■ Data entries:
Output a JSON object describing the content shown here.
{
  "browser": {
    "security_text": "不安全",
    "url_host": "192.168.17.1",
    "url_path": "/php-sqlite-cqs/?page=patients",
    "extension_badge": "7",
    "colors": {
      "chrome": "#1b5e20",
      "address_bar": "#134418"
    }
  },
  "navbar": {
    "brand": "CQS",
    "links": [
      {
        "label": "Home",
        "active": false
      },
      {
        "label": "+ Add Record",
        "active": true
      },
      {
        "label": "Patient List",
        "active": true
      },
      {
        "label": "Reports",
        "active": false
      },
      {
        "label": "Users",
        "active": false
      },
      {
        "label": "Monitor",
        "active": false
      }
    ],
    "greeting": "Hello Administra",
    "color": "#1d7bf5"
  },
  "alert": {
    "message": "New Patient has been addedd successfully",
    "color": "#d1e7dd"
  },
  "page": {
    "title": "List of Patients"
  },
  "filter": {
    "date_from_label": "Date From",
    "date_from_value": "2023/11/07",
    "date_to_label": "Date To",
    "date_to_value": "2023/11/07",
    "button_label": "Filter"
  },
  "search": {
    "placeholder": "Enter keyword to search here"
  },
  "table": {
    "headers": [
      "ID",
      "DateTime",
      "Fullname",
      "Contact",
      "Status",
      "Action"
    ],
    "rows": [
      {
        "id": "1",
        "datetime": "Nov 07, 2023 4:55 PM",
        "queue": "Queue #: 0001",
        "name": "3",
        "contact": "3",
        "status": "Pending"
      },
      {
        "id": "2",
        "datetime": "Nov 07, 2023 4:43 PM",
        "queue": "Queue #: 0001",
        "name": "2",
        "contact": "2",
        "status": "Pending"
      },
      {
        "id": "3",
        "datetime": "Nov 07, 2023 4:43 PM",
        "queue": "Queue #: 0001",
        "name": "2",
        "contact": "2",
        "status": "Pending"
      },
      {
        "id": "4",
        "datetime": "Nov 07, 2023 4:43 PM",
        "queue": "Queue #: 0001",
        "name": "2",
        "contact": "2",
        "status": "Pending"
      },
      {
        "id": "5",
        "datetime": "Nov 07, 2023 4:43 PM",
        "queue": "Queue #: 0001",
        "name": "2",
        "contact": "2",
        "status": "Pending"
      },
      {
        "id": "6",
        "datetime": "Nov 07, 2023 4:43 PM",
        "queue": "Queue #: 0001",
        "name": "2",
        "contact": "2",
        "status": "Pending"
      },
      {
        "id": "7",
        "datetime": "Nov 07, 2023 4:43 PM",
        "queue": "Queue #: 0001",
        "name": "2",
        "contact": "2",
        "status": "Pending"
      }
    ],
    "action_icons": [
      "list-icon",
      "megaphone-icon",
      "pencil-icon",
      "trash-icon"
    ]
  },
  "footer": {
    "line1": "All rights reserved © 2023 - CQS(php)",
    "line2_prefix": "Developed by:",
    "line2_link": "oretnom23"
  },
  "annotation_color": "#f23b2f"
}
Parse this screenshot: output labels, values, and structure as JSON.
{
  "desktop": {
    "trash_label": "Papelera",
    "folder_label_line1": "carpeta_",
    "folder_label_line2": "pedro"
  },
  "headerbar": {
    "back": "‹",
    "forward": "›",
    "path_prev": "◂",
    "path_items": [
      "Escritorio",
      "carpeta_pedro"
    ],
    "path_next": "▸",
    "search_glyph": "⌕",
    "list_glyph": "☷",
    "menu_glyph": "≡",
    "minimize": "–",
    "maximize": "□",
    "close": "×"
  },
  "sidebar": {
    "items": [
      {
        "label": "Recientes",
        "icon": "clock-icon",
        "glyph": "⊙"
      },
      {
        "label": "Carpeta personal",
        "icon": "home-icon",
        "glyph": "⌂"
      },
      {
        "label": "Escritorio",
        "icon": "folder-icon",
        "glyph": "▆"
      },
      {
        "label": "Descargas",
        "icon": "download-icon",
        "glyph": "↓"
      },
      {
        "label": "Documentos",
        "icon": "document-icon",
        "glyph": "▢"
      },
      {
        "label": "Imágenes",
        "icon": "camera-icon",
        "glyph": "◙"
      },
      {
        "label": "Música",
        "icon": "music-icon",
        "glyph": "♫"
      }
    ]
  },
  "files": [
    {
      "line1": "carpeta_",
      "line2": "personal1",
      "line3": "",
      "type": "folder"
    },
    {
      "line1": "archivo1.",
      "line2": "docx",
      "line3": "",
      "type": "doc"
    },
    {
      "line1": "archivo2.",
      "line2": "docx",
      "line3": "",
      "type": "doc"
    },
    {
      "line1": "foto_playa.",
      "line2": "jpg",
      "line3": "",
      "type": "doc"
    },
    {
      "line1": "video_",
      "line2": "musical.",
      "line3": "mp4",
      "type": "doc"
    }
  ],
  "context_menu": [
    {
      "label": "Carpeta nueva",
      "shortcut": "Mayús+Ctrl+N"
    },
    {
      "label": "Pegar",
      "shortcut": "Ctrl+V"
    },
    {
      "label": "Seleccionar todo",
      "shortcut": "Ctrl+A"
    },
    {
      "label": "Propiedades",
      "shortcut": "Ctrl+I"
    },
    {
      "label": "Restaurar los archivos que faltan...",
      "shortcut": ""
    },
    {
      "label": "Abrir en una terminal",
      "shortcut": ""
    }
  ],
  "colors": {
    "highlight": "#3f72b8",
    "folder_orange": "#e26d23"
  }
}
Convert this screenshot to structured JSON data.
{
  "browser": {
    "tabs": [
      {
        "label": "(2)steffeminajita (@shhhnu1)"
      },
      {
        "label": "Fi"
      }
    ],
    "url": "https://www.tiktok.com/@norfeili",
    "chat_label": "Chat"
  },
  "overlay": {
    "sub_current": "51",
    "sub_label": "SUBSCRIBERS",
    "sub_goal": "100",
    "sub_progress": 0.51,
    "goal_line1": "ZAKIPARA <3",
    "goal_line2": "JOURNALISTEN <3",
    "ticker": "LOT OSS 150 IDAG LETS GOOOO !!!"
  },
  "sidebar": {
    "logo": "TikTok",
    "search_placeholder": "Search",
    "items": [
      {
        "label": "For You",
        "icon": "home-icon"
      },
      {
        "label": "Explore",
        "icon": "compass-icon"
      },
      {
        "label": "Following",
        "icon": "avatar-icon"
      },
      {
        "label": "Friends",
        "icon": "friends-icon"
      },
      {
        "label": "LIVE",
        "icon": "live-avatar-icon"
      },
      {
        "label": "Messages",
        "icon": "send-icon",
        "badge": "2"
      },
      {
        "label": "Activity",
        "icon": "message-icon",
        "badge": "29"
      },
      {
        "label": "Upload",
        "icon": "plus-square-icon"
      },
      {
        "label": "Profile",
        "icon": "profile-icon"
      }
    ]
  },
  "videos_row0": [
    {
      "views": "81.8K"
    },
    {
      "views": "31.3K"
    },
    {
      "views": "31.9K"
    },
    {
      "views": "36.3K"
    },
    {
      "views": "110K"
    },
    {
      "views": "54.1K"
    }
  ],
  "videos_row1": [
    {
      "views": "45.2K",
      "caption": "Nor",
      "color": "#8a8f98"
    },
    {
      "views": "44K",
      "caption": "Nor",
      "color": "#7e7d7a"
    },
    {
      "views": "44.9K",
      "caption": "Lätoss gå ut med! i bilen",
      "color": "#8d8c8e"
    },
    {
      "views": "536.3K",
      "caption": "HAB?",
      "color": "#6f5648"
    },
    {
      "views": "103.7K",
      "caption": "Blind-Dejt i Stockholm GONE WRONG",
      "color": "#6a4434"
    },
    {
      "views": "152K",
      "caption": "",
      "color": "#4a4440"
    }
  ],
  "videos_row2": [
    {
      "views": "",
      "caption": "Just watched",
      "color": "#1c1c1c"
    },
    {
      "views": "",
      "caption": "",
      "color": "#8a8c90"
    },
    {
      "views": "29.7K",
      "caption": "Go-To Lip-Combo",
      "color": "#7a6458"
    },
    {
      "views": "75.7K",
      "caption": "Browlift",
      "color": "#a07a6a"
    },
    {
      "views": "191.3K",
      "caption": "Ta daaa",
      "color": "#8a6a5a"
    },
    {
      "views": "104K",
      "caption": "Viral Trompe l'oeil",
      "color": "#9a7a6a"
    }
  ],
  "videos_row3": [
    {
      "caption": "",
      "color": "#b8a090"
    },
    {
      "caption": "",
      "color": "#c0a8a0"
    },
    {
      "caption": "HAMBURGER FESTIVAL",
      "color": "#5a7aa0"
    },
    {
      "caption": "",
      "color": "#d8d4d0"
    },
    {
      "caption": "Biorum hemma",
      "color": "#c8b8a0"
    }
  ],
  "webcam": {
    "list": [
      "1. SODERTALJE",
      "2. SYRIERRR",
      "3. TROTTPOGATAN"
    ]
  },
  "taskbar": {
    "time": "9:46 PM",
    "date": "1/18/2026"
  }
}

■ What the exercise asks:
Scan the entries above for the word "here". Report the lines that hold it.

■ Exercise solution:
Output a JSON object describing the content shown here.
    "placeholder": "Enter keyword to search here"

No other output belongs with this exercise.